## GIVEN PROBLEM
Extract every line where the string "JSON" appears.

## DATA SUPPLIED
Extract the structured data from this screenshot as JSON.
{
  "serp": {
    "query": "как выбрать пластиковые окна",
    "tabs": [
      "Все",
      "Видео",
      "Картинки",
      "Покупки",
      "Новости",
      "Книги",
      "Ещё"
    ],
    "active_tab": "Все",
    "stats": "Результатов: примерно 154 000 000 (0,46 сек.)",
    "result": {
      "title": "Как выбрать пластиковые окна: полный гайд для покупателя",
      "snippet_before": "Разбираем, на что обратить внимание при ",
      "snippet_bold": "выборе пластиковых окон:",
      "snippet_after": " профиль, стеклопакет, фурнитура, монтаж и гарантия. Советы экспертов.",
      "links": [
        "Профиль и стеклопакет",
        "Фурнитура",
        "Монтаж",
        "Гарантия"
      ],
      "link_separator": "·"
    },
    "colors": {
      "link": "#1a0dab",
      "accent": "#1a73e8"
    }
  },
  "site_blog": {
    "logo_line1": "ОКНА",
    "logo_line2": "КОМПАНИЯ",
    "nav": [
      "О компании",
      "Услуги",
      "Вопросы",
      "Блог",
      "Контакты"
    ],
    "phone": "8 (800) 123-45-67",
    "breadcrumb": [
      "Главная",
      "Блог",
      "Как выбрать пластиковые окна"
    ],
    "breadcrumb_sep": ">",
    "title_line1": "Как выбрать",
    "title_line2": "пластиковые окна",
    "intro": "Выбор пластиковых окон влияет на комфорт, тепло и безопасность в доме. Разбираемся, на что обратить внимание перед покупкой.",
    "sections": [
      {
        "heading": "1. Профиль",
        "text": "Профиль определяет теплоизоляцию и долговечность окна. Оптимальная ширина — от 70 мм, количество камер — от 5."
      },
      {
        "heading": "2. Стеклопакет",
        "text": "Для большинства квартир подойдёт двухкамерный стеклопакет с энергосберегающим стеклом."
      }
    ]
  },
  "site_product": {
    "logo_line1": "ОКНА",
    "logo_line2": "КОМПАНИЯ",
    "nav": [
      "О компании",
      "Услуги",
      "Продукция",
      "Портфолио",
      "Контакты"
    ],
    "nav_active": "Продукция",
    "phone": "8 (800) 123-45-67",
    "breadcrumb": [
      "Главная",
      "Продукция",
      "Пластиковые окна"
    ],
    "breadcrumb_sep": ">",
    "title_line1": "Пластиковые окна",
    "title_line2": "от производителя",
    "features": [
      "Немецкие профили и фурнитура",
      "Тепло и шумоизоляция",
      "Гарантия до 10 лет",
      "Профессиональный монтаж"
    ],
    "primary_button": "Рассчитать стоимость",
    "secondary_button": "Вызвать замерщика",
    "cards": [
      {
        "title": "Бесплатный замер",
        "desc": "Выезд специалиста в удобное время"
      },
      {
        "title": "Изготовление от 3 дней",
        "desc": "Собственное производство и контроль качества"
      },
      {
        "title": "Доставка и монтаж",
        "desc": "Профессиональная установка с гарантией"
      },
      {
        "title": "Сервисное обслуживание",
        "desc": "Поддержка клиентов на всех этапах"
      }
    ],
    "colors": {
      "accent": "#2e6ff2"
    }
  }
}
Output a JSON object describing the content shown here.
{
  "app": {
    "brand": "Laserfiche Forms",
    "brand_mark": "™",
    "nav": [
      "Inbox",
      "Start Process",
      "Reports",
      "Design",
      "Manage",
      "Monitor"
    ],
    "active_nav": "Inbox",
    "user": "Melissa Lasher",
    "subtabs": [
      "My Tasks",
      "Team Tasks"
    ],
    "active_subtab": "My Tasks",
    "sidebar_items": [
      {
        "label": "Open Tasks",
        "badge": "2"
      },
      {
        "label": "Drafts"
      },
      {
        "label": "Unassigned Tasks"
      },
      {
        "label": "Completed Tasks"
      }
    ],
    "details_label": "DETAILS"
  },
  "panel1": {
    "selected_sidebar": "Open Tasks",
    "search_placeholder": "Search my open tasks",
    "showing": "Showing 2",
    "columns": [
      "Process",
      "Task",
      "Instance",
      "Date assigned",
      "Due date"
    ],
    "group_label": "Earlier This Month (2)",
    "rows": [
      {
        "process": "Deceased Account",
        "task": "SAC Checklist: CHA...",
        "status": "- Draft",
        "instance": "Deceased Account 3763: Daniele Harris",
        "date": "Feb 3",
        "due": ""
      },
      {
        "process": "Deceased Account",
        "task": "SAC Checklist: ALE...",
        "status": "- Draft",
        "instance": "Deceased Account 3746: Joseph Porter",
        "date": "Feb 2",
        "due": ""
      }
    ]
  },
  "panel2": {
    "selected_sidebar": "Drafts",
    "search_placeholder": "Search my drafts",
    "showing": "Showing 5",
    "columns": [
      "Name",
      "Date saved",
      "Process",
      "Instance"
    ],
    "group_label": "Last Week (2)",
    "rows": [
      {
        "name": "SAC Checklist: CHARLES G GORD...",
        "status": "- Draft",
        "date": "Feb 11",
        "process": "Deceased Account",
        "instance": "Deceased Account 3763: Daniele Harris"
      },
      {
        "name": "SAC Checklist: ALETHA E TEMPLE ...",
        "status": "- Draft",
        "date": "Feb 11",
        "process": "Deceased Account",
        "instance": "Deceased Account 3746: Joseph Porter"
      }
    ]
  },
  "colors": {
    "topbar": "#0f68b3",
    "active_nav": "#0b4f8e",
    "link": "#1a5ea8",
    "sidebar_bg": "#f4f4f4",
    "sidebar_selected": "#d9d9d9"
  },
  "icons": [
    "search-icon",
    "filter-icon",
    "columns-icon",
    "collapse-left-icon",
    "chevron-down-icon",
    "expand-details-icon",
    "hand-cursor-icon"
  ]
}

## RIGHT ANSWER
Extract the structured data from this screenshot as JSON.
Output a JSON object describing the content shown here.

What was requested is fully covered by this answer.